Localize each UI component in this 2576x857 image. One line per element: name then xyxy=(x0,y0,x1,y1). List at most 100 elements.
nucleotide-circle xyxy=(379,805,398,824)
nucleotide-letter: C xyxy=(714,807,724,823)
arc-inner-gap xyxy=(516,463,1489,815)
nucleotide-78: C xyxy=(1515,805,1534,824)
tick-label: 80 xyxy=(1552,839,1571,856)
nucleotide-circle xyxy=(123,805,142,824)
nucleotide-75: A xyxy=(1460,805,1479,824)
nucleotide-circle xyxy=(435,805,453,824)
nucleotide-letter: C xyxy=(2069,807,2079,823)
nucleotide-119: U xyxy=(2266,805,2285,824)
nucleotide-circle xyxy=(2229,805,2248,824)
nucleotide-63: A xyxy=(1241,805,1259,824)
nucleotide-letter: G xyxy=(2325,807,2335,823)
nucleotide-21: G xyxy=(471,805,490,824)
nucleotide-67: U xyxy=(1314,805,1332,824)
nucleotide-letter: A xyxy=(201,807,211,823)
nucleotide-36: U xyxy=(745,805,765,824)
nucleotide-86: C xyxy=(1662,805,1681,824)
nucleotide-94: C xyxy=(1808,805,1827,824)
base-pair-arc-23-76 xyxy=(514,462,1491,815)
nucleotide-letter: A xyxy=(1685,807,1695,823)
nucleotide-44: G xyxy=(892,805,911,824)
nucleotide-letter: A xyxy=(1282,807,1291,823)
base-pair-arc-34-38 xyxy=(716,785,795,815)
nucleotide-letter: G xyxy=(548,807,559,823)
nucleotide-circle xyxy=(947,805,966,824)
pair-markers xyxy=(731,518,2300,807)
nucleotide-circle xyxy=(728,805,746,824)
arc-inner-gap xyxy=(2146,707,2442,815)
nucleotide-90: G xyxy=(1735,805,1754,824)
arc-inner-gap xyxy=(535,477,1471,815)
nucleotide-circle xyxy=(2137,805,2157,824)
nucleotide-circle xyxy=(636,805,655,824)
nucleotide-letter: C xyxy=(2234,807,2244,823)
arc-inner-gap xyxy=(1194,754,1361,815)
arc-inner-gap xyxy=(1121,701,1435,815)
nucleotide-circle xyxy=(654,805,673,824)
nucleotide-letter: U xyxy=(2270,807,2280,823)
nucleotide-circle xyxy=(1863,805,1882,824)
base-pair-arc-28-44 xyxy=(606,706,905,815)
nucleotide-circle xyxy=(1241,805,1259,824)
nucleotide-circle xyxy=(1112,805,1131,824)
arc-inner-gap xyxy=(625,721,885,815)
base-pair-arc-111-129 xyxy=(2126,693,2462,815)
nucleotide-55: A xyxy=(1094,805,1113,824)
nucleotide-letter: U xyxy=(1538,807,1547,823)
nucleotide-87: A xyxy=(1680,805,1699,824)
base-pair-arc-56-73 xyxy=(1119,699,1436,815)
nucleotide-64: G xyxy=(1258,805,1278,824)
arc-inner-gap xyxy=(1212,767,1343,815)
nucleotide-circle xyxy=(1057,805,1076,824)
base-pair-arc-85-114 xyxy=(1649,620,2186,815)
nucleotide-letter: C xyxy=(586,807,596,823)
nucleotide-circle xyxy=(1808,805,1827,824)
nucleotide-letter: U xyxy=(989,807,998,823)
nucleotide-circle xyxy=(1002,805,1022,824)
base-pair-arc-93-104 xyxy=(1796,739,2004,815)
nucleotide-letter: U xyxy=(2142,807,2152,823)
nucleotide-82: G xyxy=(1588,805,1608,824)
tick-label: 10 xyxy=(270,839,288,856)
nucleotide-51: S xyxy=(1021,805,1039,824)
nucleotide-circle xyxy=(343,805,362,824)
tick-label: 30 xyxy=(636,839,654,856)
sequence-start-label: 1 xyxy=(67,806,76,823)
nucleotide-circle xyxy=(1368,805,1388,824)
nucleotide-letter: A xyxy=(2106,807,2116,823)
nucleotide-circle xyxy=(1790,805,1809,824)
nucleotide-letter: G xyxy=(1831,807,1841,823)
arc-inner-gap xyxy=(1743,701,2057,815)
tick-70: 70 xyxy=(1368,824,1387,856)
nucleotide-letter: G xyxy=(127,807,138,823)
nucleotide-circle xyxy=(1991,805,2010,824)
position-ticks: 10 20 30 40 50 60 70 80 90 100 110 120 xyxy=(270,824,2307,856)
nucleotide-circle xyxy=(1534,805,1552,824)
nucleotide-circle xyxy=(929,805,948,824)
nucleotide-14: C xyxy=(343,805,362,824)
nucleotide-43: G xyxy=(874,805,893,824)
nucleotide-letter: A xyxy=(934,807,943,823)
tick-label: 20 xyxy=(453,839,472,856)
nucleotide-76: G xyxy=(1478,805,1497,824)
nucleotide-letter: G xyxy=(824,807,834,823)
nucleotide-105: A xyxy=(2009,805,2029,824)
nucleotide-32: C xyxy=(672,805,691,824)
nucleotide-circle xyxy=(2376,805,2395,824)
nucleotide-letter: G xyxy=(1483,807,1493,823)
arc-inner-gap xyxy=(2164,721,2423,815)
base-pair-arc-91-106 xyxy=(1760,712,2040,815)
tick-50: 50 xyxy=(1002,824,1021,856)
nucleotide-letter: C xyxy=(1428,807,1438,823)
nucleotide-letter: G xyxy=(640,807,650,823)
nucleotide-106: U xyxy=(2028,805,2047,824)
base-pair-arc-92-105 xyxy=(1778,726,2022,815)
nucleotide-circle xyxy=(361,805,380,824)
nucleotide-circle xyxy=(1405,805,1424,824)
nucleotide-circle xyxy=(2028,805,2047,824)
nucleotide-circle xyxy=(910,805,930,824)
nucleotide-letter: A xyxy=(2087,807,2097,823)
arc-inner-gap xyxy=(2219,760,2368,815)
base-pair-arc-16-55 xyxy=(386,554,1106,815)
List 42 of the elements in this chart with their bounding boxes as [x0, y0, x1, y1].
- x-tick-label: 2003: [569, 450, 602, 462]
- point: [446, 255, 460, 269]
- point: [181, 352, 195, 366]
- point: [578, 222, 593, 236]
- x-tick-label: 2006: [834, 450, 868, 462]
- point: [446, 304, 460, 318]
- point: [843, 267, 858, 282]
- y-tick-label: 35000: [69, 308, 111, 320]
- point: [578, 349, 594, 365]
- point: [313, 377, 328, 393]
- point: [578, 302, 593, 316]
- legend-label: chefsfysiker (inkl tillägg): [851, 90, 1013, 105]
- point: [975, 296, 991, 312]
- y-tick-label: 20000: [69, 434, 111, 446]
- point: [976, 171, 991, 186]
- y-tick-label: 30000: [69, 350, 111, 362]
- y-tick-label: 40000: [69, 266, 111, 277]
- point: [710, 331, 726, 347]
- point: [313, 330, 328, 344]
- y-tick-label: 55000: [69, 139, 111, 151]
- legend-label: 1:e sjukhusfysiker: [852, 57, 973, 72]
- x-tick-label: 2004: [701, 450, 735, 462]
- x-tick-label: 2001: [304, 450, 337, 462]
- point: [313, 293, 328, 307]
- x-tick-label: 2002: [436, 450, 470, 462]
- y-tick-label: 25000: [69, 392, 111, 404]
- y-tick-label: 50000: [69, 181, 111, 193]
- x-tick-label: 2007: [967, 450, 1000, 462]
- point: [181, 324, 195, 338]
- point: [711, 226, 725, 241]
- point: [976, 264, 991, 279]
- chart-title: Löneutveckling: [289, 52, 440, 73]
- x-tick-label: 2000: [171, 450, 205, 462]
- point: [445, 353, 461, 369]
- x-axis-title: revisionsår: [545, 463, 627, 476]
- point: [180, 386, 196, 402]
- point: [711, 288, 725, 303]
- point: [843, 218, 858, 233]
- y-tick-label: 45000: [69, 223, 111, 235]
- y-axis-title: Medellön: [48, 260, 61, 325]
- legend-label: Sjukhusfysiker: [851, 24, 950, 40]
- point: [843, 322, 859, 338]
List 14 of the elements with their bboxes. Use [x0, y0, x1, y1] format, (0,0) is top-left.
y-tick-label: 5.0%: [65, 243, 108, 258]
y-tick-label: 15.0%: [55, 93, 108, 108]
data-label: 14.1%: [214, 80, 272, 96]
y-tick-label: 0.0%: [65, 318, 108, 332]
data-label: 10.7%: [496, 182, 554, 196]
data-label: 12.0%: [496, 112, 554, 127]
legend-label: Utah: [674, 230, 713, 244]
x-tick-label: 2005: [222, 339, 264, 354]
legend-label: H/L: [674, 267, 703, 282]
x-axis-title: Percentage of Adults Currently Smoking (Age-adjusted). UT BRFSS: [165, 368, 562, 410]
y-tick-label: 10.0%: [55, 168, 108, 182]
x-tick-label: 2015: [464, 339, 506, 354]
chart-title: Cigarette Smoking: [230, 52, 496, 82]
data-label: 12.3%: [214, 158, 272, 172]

■ Goal ■
Copy the entries out again word for word, from the first line down to and including the line containing "nucleotide-letter: A xyxy=(1282,807,1291,823)".

■ Written answer ■
Localize each UI component in this 2576x857 image. One line per element: name then xyxy=(x0,y0,x1,y1). List at most 100 elements.
nucleotide-circle xyxy=(379,805,398,824)
nucleotide-letter: C xyxy=(714,807,724,823)
arc-inner-gap xyxy=(516,463,1489,815)
nucleotide-78: C xyxy=(1515,805,1534,824)
tick-label: 80 xyxy=(1552,839,1571,856)
nucleotide-circle xyxy=(123,805,142,824)
nucleotide-75: A xyxy=(1460,805,1479,824)
nucleotide-circle xyxy=(435,805,453,824)
nucleotide-letter: C xyxy=(2069,807,2079,823)
nucleotide-119: U xyxy=(2266,805,2285,824)
nucleotide-circle xyxy=(2229,805,2248,824)
nucleotide-63: A xyxy=(1241,805,1259,824)
nucleotide-letter: G xyxy=(2325,807,2335,823)
nucleotide-21: G xyxy=(471,805,490,824)
nucleotide-67: U xyxy=(1314,805,1332,824)
nucleotide-letter: A xyxy=(201,807,211,823)
nucleotide-36: U xyxy=(745,805,765,824)
nucleotide-86: C xyxy=(1662,805,1681,824)
nucleotide-94: C xyxy=(1808,805,1827,824)
base-pair-arc-23-76 xyxy=(514,462,1491,815)
nucleotide-letter: A xyxy=(1685,807,1695,823)
nucleotide-44: G xyxy=(892,805,911,824)
nucleotide-letter: A xyxy=(1282,807,1291,823)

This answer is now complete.